__Task goal__. Write each line exactly as it stands, from the line containing "Transcribe the text in this document." through the end of the data.

__Records provided__.
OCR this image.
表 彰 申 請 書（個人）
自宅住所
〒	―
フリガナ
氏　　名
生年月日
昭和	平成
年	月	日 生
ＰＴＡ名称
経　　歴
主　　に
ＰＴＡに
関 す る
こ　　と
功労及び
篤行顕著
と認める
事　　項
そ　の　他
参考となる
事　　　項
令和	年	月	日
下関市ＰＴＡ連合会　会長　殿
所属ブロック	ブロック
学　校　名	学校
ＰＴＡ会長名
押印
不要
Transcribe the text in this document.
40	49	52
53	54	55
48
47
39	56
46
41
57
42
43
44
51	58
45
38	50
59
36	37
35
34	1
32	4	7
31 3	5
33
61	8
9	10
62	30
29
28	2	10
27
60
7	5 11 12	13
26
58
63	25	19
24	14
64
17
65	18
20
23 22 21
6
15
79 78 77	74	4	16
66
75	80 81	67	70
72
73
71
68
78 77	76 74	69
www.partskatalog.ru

__Completed task__.
Transcribe the text in this document.
40	49	52
53	54	55
48
47
39	56
46
41
57
42
43
44
51	58
45
38	50
59
36	37
35
34	1
32	4	7
31 3	5
33
61	8
9	10
62	30
29
28	2	10
27
60
7	5 11 12	13
26
58
63	25	19
24	14
64
17
65	18
20
23 22 21
6
15
79 78 77	74	4	16
66
75	80 81	67	70
72
73
71
68
78 77	76 74	69
www.partskatalog.ru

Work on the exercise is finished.